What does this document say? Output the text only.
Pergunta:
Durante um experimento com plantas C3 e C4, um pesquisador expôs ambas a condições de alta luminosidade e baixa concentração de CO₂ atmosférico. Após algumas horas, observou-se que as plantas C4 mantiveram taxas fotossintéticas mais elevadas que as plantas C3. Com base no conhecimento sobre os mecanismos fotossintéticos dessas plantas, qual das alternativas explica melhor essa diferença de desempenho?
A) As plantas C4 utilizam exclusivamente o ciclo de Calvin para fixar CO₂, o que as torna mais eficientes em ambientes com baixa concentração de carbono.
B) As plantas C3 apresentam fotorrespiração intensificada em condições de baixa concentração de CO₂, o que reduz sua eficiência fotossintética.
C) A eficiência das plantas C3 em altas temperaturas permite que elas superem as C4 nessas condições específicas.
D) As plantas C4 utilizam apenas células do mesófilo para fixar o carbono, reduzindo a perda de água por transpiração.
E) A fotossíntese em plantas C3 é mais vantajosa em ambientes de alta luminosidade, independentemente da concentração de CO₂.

**The exercise:** Answer only with how many lines in the records include "fixar".

**Task response:** 2